◆ **The tasks**
• A. Answer these from the three-body problem discussion, marking each answer (i), (ii) or (iii):
(i) From what source does the discussion say planetary positions are obtained in the real-world situation?
(ii) What is named as the first generalization from the circular restricted three-body problem?
(iii) In the case of elliptical orbits, what varies with time in the rotating frame?
• B. According to the three-body problem discussion, why are orbiting frames not really inertial frames? Explain in one to three sentences.
• C. In the three-body problem discussion, substitute "effort" for "hard work" and write out the passage between "It does seem" and "pretty much ignored...", inclusive.

◆ **Given text**

* Start *

It does seem like alot of hard work, but I fear it might be the only method

 

And your solution to your frame situation seems to sound about right, although you must remember that orbiting frames arn't really inertial frames as they're accelerating But in most cases this can be pretty much ignored...

[D H]

phate,

 

I'll discuss the elliptical restricted three-body problem and then discuss generalizations to the real-world situation, where you obtain planetary positions from some ephemeris model.

 

The first generalization from the circular restricted three-body problem is the elliptical restricted problem. The location of the colinear libration points in the rotating frame obviously varies with time in the case of elliptical orbits. However, if you scale the reference frame axes with a time-varying scale factor so that the Earth-Moon distance is always one, the co-linear libration points once again take on constant locations.

* End *

◆ **Data block**
* Start *

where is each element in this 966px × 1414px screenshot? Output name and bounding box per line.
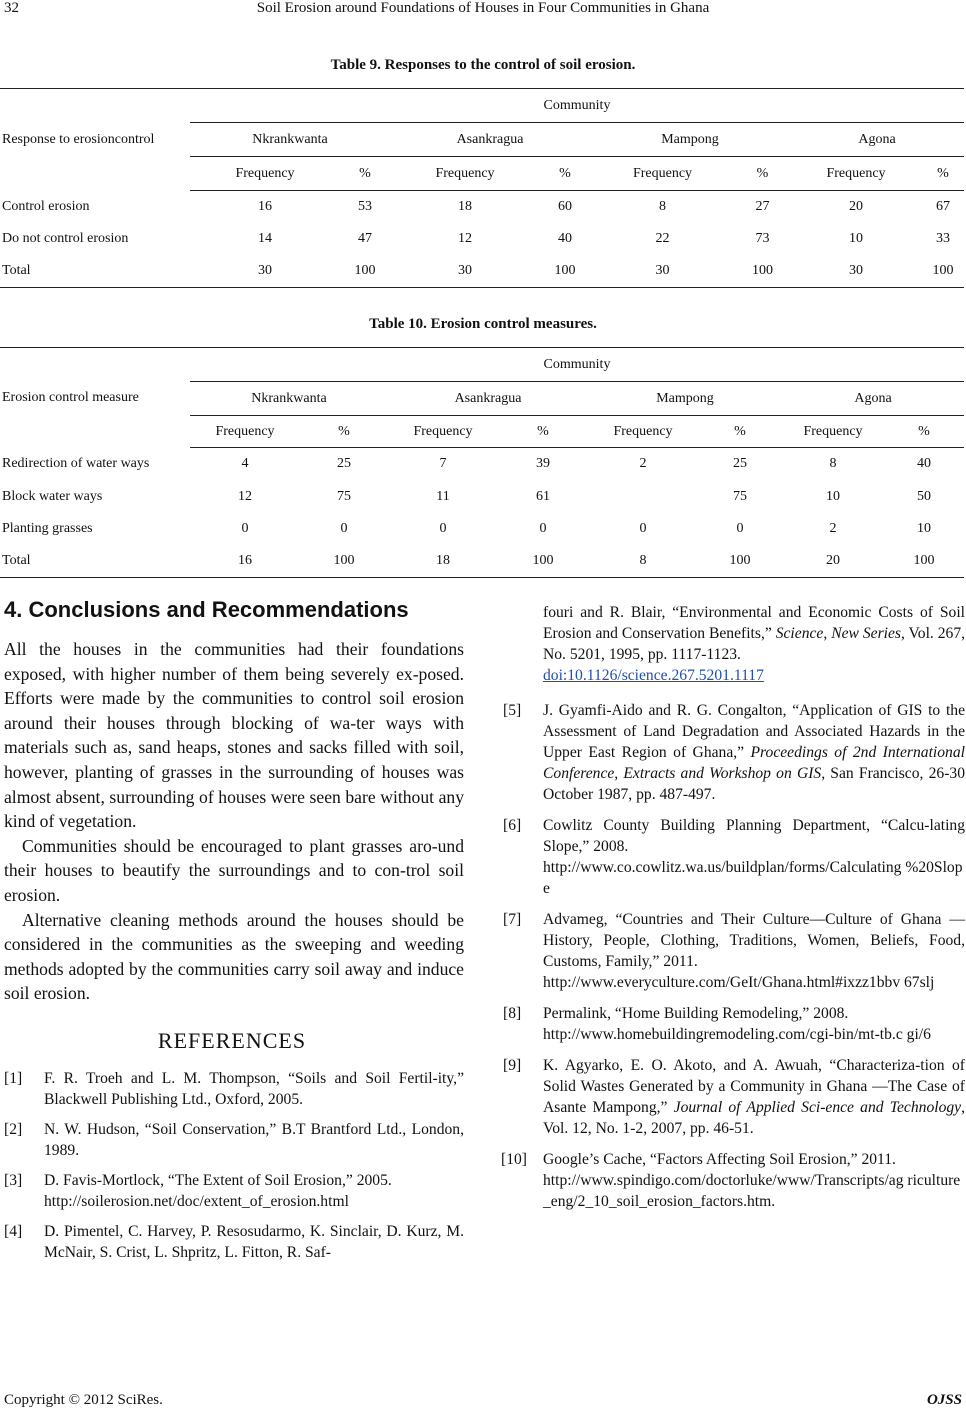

* End *

◆ **Responses per task**
• A.
(i) From some ephemeris model.
(ii) The elliptical restricted problem.
(iii) The location of the colinear libration points.

• B. Orbiting frames are not truly inertial because they are accelerating. The discussion adds that in most cases this can be largely ignored.

• C.
It does seem like alot of effort, but I fear it might be the only method

 

And your solution to your frame situation seems to sound about right, although you must remember that orbiting frames arn't really inertial frames as they're accelerating But in most cases this can be pretty much ignored...